Copy out the listing in full, exactly as written, but not its pictures.

>> BEGIN Material supplied

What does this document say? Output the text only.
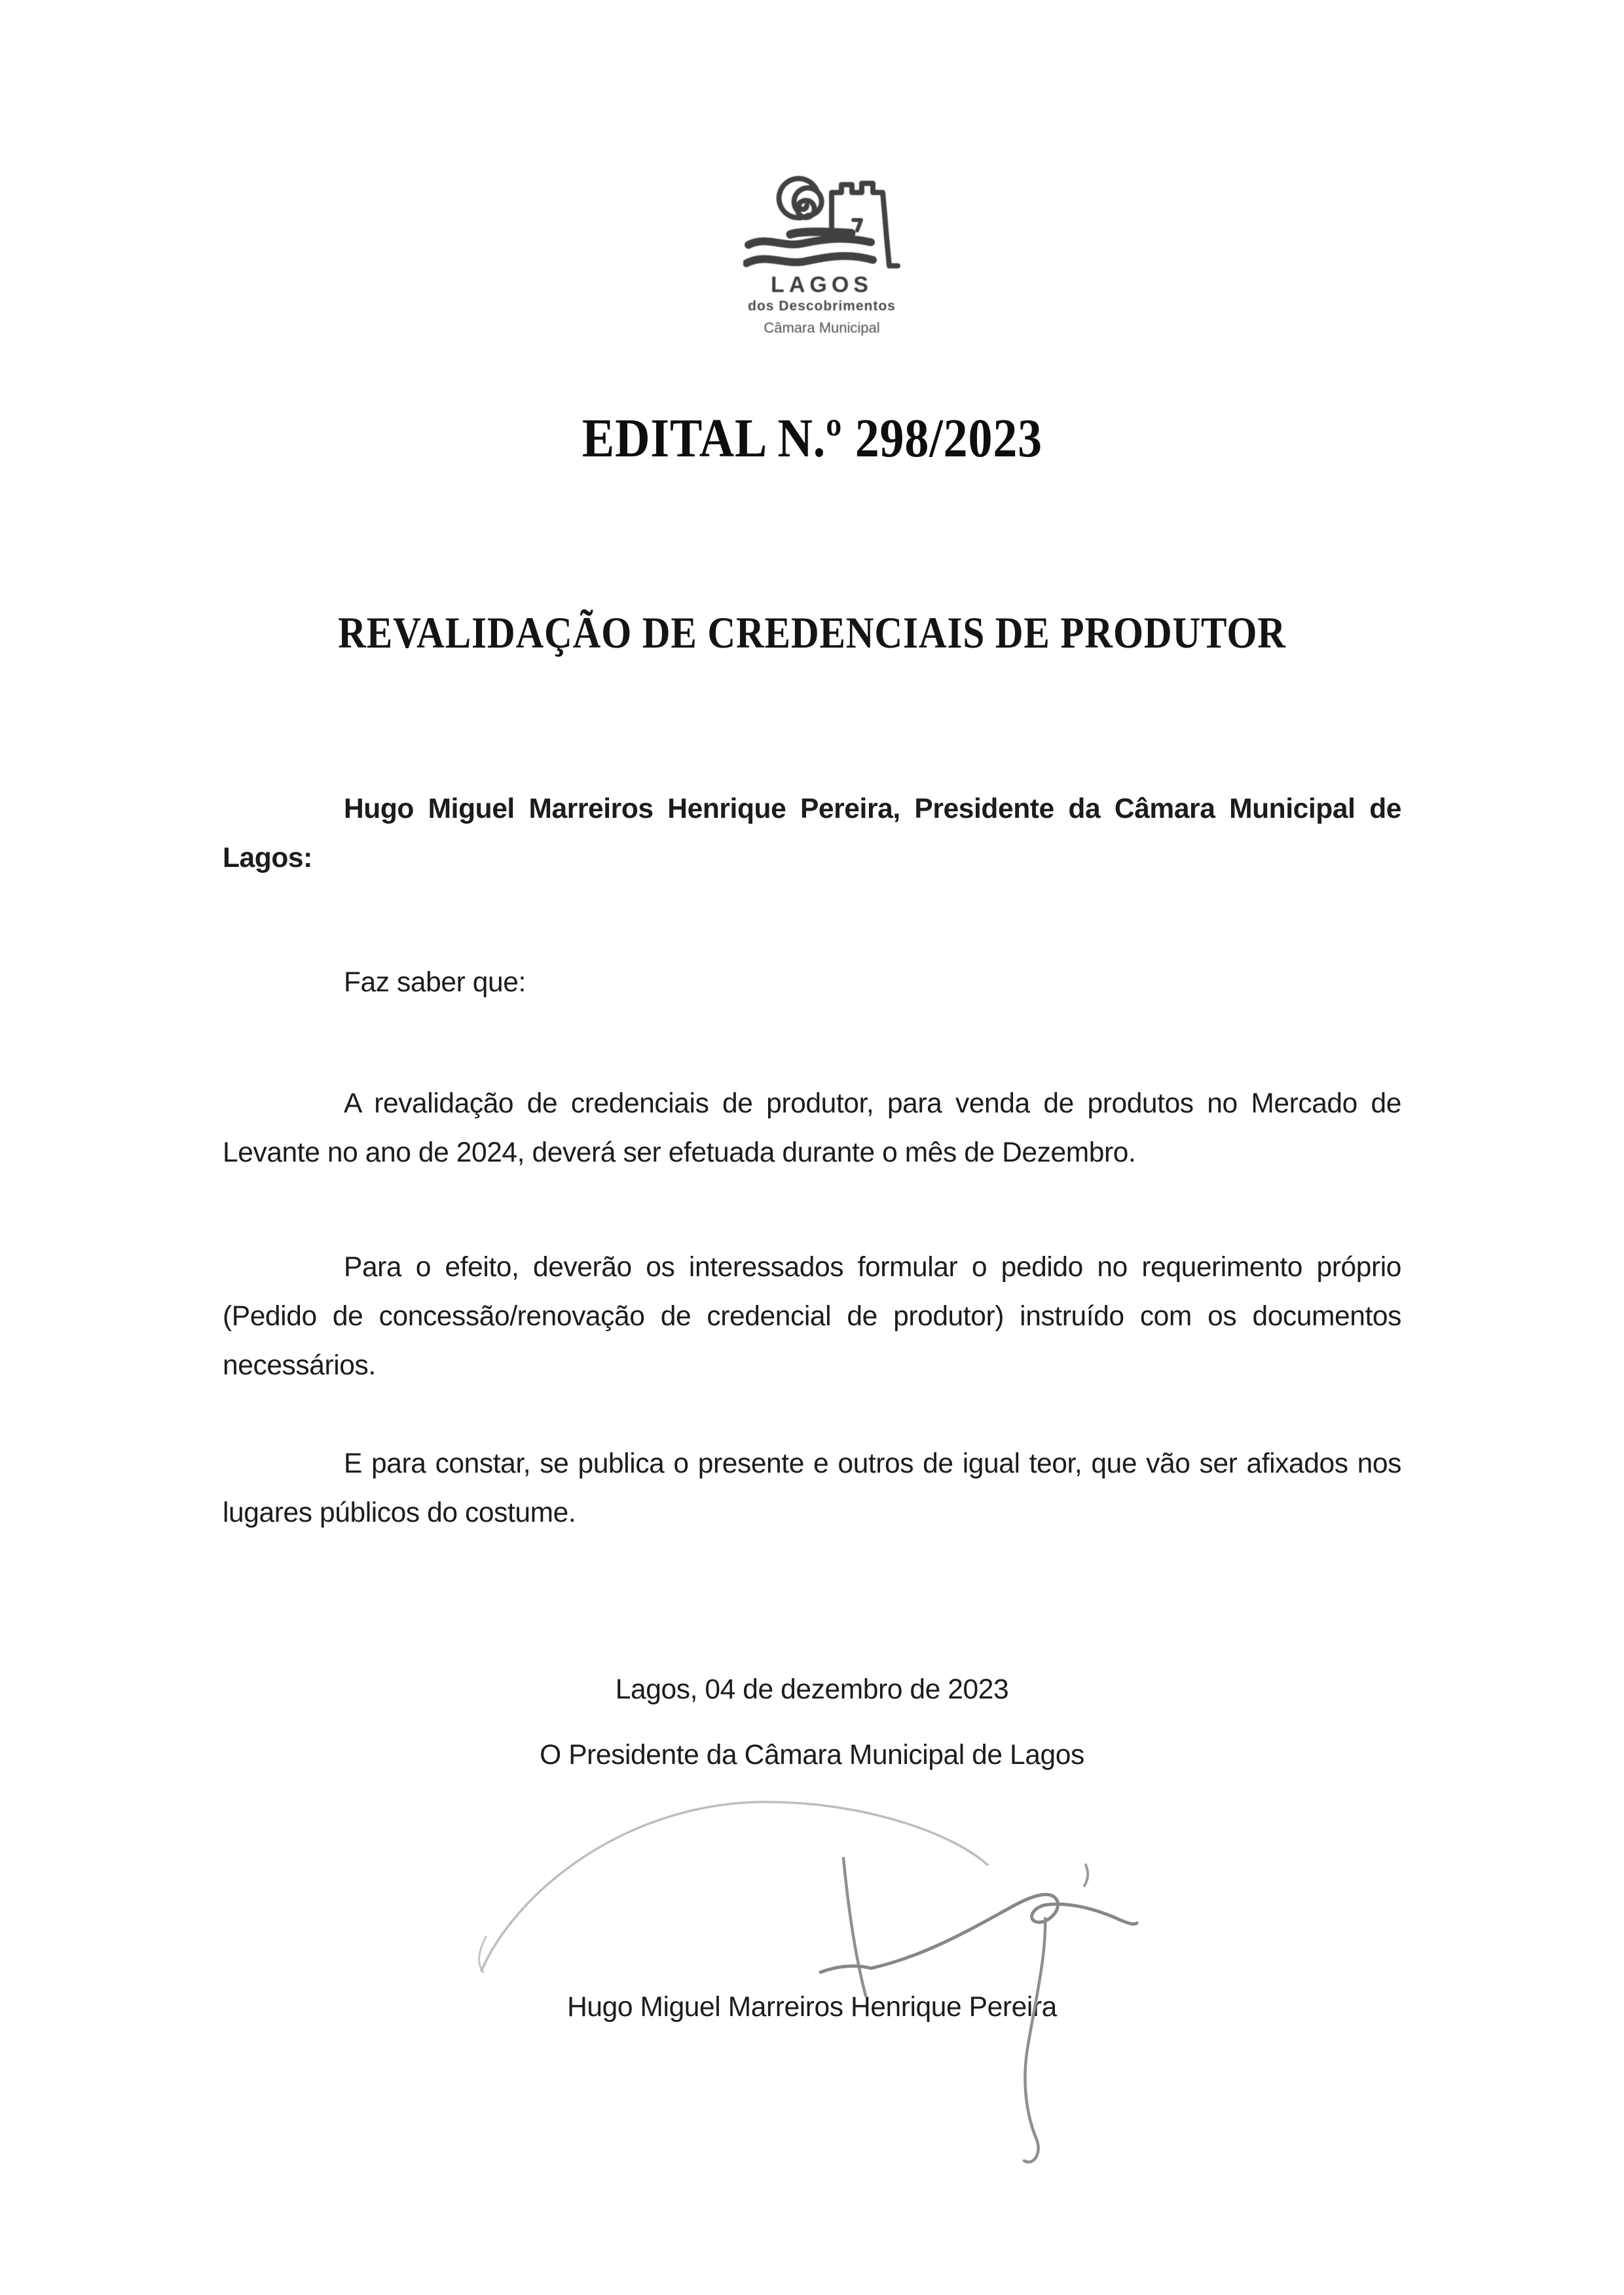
LAGOS
dos Descobrimentos
Câmara Municipal
EDITAL N.º 298/2023
REVALIDAÇÃO DE CREDENCIAIS DE PRODUTOR

Hugo Miguel Marreiros Henrique Pereira, Presidente da Câmara Municipal de
Lagos:

Faz saber que:

A revalidação de credenciais de produtor, para venda de produtos no Mercado de
Levante no ano de 2024, deverá ser efetuada durante o mês de Dezembro.

Para o efeito, deverão os interessados formular o pedido no requerimento próprio
(Pedido de concessão/renovação de credencial de produtor) instruído com os documentos
necessários.

E para constar, se publica o presente e outros de igual teor, que vão ser afixados nos
lugares públicos do costume.

Lagos, 04 de dezembro de 2023
O Presidente da Câmara Municipal de Lagos
Hugo Miguel Marreiros Henrique Pereira
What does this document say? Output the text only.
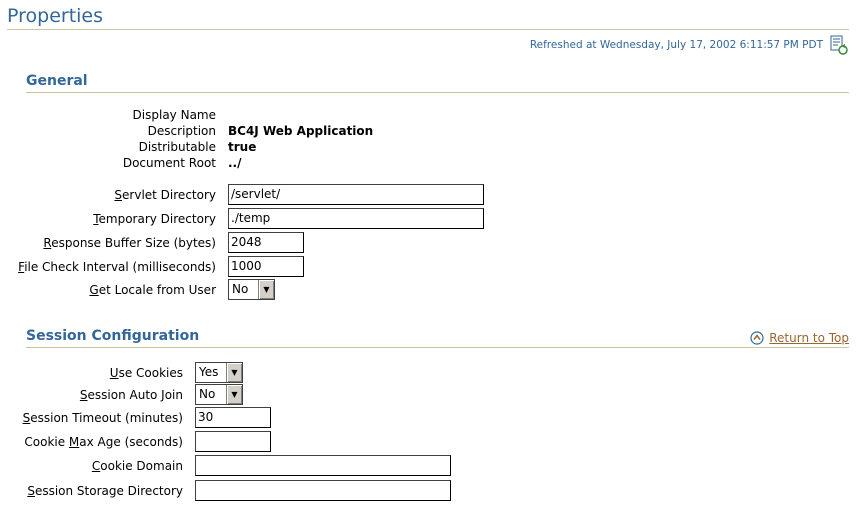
Properties
Refreshed at Wednesday, July 17, 2002 6:11:57 PM PDT
General
Display Name
Description BC4J Web Application
Distributable true
Document Root ../
Servlet Directory /servlet/
Temporary Directory ./temp
Response Buffer Size (bytes) 2048
File Check Interval (milliseconds) 1000
Get Locale from User No	▼
Session Configuration	Return to Top
Use Cookies Yes	▼
Session Auto Join No	▼
Session Timeout (minutes) 30
Cookie Max Age (seconds)
Cookie Domain
Session Storage Directory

>> END Material supplied

▶ [Result]
What does this document say? Output the text only.
LAGOS
dos Descobrimentos
Câmara Municipal
EDITAL N.º 298/2023
REVALIDAÇÃO DE CREDENCIAIS DE PRODUTOR

Hugo Miguel Marreiros Henrique Pereira, Presidente da Câmara Municipal de
Lagos:

Faz saber que:

A revalidação de credenciais de produtor, para venda de produtos no Mercado de
Levante no ano de 2024, deverá ser efetuada durante o mês de Dezembro.

Para o efeito, deverão os interessados formular o pedido no requerimento próprio
(Pedido de concessão/renovação de credencial de produtor) instruído com os documentos
necessários.

E para constar, se publica o presente e outros de igual teor, que vão ser afixados nos
lugares públicos do costume.

Lagos, 04 de dezembro de 2023
O Presidente da Câmara Municipal de Lagos
Hugo Miguel Marreiros Henrique Pereira
What does this document say? Output the text only.
Properties
Refreshed at Wednesday, July 17, 2002 6:11:57 PM PDT
General
Display Name
Description BC4J Web Application
Distributable true
Document Root ../
Servlet Directory /servlet/
Temporary Directory ./temp
Response Buffer Size (bytes) 2048
File Check Interval (milliseconds) 1000
Get Locale from User No	▼
Session Configuration	Return to Top
Use Cookies Yes	▼
Session Auto Join No	▼
Session Timeout (minutes) 30
Cookie Max Age (seconds)
Cookie Domain
Session Storage Directory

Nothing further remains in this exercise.